• [WRITTEN REQUEST]:
Scan the records below. List lines holding "Perceptron".

• [Figure record listings]:
*-*-*

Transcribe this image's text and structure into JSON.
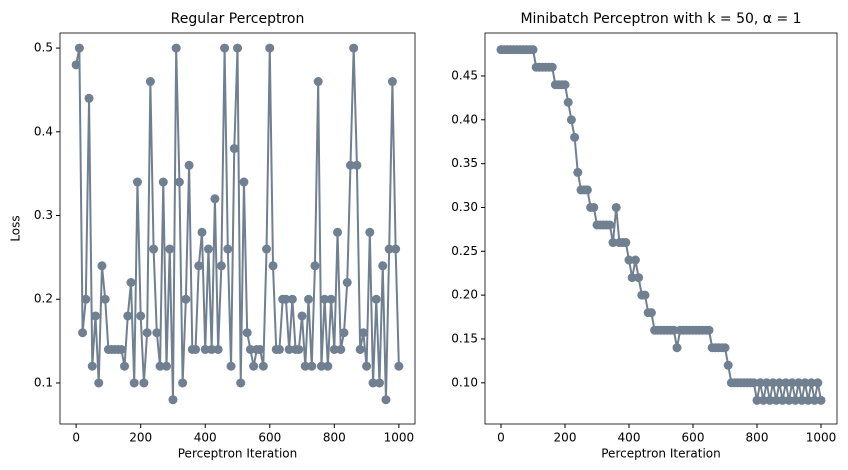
{
  "chart_data": [
    {
      "type": "line",
      "title": "Regular Perceptron",
      "x_label": "Perceptron Iteration",
      "y_label": "Loss",
      "xlim": [
        -50,
        1050
      ],
      "ylim": [
        0.051,
        0.518
      ],
      "xticks": [
        0,
        200,
        400,
        600,
        800,
        1000
      ],
      "yticks": [
        0.1,
        0.2,
        0.3,
        0.4,
        0.5
      ],
      "series": [
        {
          "color": "#708090",
          "x": [
            0,
            10,
            20,
            30,
            40,
            50,
            60,
            70,
            80,
            90,
            100,
            110,
            120,
            130,
            140,
            150,
            160,
            170,
            180,
            190,
            200,
            210,
            220,
            230,
            240,
            250,
            260,
            270,
            280,
            290,
            300,
            310,
            320,
            330,
            340,
            350,
            360,
            370,
            380,
            390,
            400,
            410,
            420,
            430,
            440,
            450,
            460,
            470,
            480,
            490,
            500,
            510,
            520,
            530,
            540,
            550,
            560,
            570,
            580,
            590,
            600,
            610,
            620,
            630,
            640,
            650,
            660,
            670,
            680,
            690,
            700,
            710,
            720,
            730,
            740,
            750,
            760,
            770,
            780,
            790,
            800,
            810,
            820,
            830,
            840,
            850,
            860,
            870,
            880,
            890,
            900,
            910,
            920,
            930,
            940,
            950,
            960,
            970,
            980,
            990,
            1000
          ],
          "values": [
            0.48,
            0.5,
            0.16,
            0.2,
            0.44,
            0.12,
            0.18,
            0.1,
            0.24,
            0.2,
            0.14,
            0.14,
            0.14,
            0.14,
            0.14,
            0.12,
            0.18,
            0.22,
            0.1,
            0.34,
            0.18,
            0.1,
            0.16,
            0.46,
            0.26,
            0.16,
            0.12,
            0.34,
            0.12,
            0.26,
            0.08,
            0.5,
            0.34,
            0.1,
            0.2,
            0.36,
            0.14,
            0.14,
            0.24,
            0.28,
            0.14,
            0.26,
            0.14,
            0.32,
            0.14,
            0.24,
            0.5,
            0.26,
            0.12,
            0.38,
            0.5,
            0.1,
            0.34,
            0.16,
            0.14,
            0.12,
            0.14,
            0.14,
            0.12,
            0.26,
            0.5,
            0.24,
            0.14,
            0.14,
            0.2,
            0.2,
            0.14,
            0.2,
            0.14,
            0.14,
            0.18,
            0.12,
            0.2,
            0.12,
            0.24,
            0.46,
            0.12,
            0.2,
            0.12,
            0.2,
            0.14,
            0.28,
            0.14,
            0.16,
            0.22,
            0.36,
            0.5,
            0.36,
            0.14,
            0.16,
            0.12,
            0.28,
            0.1,
            0.2,
            0.1,
            0.24,
            0.08,
            0.26,
            0.46,
            0.26,
            0.12
          ]
        }
      ]
    },
    {
      "type": "line",
      "title": "Minibatch Perceptron with k = 50, α = 1",
      "x_label": "Perceptron Iteration",
      "xlim": [
        -50,
        1050
      ],
      "ylim": [
        0.053,
        0.499
      ],
      "xticks": [
        0,
        200,
        400,
        600,
        800,
        1000
      ],
      "yticks": [
        {
          "value": 0.1,
          "label": "0.10"
        },
        0.15,
        {
          "value": 0.2,
          "label": "0.20"
        },
        0.25,
        {
          "value": 0.3,
          "label": "0.30"
        },
        0.35,
        {
          "value": 0.4,
          "label": "0.40"
        },
        0.45
      ],
      "series": [
        {
          "color": "#708090",
          "x": [
            0,
            10,
            20,
            30,
            40,
            50,
            60,
            70,
            80,
            90,
            100,
            110,
            120,
            130,
            140,
            150,
            160,
            170,
            180,
            190,
            200,
            210,
            220,
            230,
            240,
            250,
            260,
            270,
            280,
            290,
            300,
            310,
            320,
            330,
            340,
            350,
            360,
            370,
            380,
            390,
            400,
            410,
            420,
            430,
            440,
            450,
            460,
            470,
            480,
            490,
            500,
            510,
            520,
            530,
            540,
            550,
            560,
            570,
            580,
            590,
            600,
            610,
            620,
            630,
            640,
            650,
            660,
            670,
            680,
            690,
            700,
            710,
            720,
            730,
            740,
            750,
            760,
            770,
            780,
            790,
            800,
            810,
            820,
            830,
            840,
            850,
            860,
            870,
            880,
            890,
            900,
            910,
            920,
            930,
            940,
            950,
            960,
            970,
            980,
            990,
            1000
          ],
          "values": [
            0.48,
            0.48,
            0.48,
            0.48,
            0.48,
            0.48,
            0.48,
            0.48,
            0.48,
            0.48,
            0.48,
            0.46,
            0.46,
            0.46,
            0.46,
            0.46,
            0.46,
            0.44,
            0.44,
            0.44,
            0.44,
            0.42,
            0.4,
            0.38,
            0.34,
            0.32,
            0.32,
            0.32,
            0.3,
            0.3,
            0.28,
            0.28,
            0.28,
            0.28,
            0.28,
            0.26,
            0.3,
            0.26,
            0.26,
            0.26,
            0.24,
            0.22,
            0.24,
            0.22,
            0.2,
            0.2,
            0.18,
            0.18,
            0.16,
            0.16,
            0.16,
            0.16,
            0.16,
            0.16,
            0.16,
            0.14,
            0.16,
            0.16,
            0.16,
            0.16,
            0.16,
            0.16,
            0.16,
            0.16,
            0.16,
            0.16,
            0.14,
            0.14,
            0.14,
            0.14,
            0.14,
            0.12,
            0.1,
            0.1,
            0.1,
            0.1,
            0.1,
            0.1,
            0.1,
            0.1,
            0.08,
            0.1,
            0.08,
            0.1,
            0.08,
            0.1,
            0.08,
            0.1,
            0.08,
            0.1,
            0.08,
            0.1,
            0.08,
            0.1,
            0.08,
            0.1,
            0.08,
            0.1,
            0.08,
            0.1,
            0.08
          ]
        }
      ]
    }
  ]
}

*-*-*

• [ANSWER TO THIS EXERCISE]:
      "title": "Regular Perceptron",
      "x_label": "Perceptron Iteration",
      "title": "Minibatch Perceptron with k = 50, α = 1",
      "x_label": "Perceptron Iteration",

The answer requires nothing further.